Figure record extracts
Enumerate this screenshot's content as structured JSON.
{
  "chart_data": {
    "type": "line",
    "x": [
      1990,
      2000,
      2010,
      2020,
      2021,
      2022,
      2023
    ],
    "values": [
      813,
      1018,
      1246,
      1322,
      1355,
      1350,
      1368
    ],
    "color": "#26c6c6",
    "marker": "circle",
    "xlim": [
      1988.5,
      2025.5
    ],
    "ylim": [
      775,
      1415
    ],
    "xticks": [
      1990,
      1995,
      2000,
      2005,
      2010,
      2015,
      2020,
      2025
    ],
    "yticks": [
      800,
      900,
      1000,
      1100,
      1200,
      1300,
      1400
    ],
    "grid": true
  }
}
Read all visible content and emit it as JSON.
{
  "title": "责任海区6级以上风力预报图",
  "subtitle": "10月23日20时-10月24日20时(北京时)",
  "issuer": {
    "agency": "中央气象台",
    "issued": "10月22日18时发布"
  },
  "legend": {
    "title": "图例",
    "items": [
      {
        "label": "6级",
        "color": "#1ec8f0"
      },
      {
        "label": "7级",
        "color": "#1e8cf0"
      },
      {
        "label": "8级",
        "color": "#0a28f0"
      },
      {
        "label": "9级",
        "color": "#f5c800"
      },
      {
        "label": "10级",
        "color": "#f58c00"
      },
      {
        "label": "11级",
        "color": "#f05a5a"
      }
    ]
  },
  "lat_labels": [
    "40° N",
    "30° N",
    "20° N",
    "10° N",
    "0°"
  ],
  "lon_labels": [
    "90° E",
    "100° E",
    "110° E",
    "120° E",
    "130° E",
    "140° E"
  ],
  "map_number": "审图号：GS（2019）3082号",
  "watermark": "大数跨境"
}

● **Aim**: Return all the lines that contain the string "color".

● **Complete answer**:
    "color": "#26c6c6",
        "color": "#1ec8f0"
        "color": "#1e8cf0"
        "color": "#0a28f0"
        "color": "#f5c800"
        "color": "#f58c00"
        "color": "#f05a5a"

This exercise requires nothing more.